From the entries below, list each line with "type".
═════ Data section
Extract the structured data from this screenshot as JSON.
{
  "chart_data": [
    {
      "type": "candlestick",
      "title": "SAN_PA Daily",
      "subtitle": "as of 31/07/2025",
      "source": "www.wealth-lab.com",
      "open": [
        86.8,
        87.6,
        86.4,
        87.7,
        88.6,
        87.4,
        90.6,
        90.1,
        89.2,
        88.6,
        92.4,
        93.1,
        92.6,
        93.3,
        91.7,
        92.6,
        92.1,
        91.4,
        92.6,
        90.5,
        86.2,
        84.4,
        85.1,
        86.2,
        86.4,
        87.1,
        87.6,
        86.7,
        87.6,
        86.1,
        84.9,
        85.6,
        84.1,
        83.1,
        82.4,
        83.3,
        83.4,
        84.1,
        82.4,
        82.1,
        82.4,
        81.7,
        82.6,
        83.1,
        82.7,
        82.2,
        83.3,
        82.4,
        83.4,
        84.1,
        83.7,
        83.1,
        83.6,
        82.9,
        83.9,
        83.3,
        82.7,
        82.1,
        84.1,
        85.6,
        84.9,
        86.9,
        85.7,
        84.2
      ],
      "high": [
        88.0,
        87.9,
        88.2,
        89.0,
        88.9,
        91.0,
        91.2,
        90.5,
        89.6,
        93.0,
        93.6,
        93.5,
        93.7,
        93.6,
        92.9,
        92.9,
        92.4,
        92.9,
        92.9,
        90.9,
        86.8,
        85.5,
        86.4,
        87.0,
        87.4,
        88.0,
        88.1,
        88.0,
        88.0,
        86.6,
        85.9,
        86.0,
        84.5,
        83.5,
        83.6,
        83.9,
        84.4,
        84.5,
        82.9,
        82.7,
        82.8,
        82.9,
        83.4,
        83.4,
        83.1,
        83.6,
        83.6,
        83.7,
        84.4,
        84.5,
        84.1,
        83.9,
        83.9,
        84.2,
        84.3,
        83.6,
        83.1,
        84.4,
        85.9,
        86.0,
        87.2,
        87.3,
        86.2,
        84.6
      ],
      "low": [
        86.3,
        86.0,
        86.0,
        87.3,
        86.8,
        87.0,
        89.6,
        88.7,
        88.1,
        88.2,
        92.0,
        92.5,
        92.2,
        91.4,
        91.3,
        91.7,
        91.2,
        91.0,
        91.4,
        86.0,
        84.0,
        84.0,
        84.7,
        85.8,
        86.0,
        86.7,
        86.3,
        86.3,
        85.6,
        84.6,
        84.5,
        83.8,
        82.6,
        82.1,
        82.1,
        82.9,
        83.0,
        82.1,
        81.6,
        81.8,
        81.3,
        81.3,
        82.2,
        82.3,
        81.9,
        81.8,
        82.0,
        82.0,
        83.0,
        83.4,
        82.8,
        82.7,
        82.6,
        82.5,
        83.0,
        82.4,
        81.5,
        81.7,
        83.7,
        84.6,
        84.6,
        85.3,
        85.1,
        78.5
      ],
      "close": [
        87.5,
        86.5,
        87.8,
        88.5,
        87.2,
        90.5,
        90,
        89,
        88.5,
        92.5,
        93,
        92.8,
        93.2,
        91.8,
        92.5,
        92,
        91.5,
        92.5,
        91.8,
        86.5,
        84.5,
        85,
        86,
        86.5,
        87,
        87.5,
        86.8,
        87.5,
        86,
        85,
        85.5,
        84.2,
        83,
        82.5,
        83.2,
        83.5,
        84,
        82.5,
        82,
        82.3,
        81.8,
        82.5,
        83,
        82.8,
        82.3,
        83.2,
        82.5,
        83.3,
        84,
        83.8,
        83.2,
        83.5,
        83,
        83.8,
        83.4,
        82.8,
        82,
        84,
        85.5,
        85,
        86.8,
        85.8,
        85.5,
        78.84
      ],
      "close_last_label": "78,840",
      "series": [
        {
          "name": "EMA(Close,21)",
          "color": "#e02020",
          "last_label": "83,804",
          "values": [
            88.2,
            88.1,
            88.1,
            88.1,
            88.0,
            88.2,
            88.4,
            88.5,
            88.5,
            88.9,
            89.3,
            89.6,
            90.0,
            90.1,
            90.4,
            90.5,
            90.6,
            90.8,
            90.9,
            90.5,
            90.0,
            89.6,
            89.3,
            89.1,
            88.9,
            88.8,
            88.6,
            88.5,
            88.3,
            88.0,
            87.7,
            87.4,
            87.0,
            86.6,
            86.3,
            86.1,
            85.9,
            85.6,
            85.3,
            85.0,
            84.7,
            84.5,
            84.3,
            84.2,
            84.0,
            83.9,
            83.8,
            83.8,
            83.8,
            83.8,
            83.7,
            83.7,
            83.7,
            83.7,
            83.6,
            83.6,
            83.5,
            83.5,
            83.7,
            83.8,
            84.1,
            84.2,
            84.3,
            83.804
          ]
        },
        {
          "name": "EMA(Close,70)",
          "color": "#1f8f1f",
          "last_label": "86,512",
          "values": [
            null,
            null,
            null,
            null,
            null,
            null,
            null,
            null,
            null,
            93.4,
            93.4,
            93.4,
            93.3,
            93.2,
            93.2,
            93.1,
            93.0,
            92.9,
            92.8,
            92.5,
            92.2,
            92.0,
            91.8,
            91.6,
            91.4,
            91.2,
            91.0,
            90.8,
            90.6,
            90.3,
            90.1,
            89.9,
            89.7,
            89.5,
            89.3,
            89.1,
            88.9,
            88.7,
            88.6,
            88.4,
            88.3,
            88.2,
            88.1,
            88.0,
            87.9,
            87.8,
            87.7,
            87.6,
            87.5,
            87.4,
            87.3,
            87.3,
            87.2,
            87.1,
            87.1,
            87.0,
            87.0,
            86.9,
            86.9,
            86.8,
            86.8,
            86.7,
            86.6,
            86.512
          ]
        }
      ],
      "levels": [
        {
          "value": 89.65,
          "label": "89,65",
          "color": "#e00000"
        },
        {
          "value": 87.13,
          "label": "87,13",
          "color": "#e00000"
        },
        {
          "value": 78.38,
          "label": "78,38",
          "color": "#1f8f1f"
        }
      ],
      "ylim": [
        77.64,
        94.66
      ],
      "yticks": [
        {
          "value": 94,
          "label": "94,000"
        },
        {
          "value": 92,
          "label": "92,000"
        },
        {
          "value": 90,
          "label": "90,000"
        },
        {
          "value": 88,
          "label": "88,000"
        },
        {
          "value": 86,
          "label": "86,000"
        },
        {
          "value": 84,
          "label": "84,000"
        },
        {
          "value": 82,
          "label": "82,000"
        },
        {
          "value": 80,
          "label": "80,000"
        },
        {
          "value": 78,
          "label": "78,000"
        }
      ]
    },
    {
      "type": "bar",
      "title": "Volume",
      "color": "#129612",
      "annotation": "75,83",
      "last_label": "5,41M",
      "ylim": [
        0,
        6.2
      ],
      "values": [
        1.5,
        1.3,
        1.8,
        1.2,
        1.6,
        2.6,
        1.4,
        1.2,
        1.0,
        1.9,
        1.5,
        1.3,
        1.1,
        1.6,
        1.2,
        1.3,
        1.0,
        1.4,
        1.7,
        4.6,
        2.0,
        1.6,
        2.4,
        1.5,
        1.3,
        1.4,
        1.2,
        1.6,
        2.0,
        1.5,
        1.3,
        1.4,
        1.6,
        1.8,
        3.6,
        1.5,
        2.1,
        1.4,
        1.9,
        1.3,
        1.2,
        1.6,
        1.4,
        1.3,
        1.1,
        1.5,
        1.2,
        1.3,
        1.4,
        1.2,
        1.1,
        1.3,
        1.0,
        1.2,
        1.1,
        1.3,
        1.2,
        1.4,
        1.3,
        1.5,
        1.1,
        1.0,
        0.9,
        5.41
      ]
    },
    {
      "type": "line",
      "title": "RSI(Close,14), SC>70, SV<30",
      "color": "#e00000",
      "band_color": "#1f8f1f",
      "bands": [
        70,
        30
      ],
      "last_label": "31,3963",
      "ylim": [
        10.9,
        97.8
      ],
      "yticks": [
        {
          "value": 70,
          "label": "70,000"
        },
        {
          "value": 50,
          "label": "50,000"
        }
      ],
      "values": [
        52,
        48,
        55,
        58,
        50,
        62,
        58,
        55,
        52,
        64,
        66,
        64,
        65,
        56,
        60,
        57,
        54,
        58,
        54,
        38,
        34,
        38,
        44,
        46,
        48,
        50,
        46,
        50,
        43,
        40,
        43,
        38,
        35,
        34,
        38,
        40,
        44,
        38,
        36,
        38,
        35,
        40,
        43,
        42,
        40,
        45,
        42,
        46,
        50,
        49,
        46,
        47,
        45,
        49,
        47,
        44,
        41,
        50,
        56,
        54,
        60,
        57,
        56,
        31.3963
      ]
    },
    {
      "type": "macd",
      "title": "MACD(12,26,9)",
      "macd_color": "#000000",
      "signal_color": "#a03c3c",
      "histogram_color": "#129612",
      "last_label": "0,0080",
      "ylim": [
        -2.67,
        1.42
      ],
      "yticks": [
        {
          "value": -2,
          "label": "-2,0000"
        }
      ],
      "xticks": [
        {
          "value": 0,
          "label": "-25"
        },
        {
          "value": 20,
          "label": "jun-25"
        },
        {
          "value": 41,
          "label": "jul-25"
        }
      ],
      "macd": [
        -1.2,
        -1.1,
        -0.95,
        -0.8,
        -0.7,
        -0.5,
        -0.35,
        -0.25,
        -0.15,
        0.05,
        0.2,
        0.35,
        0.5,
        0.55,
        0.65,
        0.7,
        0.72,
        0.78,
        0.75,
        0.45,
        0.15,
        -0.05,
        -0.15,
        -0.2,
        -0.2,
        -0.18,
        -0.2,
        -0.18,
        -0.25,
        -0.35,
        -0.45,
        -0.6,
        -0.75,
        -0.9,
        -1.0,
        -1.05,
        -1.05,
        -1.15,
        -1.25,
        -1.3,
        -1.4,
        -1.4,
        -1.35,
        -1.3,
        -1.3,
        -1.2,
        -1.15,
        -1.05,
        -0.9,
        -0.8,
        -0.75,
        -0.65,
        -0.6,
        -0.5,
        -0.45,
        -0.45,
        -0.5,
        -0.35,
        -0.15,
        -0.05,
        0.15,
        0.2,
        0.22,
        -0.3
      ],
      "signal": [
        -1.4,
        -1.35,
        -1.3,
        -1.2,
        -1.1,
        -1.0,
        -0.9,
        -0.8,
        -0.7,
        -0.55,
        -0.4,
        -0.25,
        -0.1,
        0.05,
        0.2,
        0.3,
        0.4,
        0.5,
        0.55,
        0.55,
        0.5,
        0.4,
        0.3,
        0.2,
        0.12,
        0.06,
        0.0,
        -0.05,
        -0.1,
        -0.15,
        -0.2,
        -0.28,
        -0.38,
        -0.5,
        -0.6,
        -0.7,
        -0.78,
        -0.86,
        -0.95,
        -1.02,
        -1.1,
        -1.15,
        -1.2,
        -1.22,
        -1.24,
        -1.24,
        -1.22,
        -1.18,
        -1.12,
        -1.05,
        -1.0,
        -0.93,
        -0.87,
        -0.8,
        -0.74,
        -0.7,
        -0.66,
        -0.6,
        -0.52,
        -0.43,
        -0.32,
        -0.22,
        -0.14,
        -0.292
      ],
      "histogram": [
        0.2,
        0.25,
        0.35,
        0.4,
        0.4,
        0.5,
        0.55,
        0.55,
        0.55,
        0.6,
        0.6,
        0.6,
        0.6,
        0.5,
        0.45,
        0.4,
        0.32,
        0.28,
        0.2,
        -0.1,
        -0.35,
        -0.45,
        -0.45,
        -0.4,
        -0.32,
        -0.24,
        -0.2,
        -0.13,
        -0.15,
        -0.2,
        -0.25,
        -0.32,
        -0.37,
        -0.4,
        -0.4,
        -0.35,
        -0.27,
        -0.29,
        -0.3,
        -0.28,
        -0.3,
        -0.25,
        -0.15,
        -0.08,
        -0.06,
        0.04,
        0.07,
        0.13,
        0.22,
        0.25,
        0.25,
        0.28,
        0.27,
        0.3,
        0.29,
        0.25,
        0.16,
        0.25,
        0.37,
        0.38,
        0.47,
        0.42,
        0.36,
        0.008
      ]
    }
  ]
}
══════════
Response to this task.
      "type": "candlestick",
      "type": "bar",
      "type": "line",
      "type": "macd",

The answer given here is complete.